The problem => Below are some records; work out how many of their lines contain "miejsca" and give the number only.

Provided information =>
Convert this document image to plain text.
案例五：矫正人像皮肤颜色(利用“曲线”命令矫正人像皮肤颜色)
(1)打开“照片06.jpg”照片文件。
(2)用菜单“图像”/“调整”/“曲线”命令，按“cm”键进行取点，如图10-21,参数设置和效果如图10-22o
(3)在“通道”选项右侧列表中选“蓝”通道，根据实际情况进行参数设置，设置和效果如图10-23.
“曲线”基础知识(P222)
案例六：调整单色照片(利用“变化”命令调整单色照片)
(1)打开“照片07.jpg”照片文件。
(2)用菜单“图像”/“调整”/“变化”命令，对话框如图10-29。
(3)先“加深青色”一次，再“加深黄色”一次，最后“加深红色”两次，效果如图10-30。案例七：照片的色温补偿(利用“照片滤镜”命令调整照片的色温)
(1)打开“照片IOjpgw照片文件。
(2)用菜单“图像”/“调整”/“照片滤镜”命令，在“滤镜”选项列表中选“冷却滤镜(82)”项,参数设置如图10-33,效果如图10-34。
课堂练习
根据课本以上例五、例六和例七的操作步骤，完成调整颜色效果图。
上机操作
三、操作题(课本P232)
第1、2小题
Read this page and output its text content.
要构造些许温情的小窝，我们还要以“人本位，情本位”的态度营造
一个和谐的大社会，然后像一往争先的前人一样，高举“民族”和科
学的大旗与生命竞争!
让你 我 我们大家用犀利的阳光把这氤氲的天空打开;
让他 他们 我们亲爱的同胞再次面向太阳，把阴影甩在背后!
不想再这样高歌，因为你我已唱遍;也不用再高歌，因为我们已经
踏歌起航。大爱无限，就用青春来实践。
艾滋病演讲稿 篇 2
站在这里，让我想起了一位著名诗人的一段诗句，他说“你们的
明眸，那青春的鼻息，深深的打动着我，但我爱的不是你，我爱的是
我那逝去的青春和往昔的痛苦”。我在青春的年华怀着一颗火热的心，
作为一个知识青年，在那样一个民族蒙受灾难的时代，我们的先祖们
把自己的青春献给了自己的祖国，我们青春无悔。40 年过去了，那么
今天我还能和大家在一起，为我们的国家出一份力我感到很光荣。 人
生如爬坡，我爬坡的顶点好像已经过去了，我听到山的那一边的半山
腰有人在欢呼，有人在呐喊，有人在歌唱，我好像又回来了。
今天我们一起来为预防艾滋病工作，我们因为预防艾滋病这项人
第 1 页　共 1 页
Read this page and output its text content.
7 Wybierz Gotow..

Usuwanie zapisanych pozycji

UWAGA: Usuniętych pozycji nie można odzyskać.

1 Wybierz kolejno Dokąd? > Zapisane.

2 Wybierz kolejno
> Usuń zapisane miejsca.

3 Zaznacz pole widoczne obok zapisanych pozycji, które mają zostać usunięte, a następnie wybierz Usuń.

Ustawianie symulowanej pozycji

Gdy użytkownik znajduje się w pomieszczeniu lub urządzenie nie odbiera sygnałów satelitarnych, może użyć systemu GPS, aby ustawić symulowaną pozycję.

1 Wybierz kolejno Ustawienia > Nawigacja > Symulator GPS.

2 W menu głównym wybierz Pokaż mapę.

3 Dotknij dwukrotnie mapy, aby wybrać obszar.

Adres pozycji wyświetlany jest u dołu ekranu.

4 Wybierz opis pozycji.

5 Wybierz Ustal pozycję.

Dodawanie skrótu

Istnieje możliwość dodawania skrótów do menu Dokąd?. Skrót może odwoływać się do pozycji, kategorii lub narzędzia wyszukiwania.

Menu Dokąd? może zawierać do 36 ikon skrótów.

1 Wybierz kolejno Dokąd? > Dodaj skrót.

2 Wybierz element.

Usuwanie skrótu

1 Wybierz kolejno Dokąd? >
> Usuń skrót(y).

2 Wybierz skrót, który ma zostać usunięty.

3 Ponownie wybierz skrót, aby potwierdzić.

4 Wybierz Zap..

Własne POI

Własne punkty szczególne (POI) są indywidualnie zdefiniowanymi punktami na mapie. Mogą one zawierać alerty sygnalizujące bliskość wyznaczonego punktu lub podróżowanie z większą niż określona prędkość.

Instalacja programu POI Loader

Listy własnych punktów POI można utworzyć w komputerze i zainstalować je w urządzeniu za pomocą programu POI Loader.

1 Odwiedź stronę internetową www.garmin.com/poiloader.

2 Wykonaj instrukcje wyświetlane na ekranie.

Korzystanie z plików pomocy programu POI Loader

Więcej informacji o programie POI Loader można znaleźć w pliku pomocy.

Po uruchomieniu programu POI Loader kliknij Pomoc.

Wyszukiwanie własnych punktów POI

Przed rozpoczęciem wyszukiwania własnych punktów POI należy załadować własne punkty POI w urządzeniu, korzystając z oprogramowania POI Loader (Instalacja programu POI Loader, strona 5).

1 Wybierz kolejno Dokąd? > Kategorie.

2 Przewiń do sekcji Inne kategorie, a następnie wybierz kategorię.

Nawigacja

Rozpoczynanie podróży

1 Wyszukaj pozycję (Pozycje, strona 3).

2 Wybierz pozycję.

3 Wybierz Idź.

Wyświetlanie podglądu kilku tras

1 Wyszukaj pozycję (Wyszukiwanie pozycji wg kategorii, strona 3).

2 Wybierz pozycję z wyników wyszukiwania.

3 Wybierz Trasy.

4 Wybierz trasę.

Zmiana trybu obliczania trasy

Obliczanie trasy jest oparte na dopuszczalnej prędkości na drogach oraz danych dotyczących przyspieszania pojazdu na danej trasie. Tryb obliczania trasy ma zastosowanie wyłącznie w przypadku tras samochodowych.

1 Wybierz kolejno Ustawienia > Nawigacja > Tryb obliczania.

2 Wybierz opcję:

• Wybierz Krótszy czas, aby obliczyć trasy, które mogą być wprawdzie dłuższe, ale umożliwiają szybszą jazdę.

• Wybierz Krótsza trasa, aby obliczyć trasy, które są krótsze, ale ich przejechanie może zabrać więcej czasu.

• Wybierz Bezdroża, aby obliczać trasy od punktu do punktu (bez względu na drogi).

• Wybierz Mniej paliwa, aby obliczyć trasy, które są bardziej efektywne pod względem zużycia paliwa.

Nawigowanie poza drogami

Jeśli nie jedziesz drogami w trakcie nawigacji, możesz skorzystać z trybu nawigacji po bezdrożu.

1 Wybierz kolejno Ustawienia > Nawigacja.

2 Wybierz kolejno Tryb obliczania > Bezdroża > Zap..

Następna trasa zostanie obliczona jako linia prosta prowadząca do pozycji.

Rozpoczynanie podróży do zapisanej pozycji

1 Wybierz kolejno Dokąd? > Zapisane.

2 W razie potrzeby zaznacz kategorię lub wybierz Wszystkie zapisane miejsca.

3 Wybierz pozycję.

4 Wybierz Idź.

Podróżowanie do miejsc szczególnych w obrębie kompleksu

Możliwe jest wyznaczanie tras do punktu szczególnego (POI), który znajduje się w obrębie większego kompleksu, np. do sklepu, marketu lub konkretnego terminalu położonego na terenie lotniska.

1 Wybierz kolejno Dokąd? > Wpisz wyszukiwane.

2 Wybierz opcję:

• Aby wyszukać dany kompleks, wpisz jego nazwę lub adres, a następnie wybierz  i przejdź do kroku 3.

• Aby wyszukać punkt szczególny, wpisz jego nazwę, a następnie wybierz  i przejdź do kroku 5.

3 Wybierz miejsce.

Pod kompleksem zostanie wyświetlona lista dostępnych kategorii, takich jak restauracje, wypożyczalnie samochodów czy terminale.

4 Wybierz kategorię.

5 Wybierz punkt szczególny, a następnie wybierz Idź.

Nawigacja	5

Task response => 2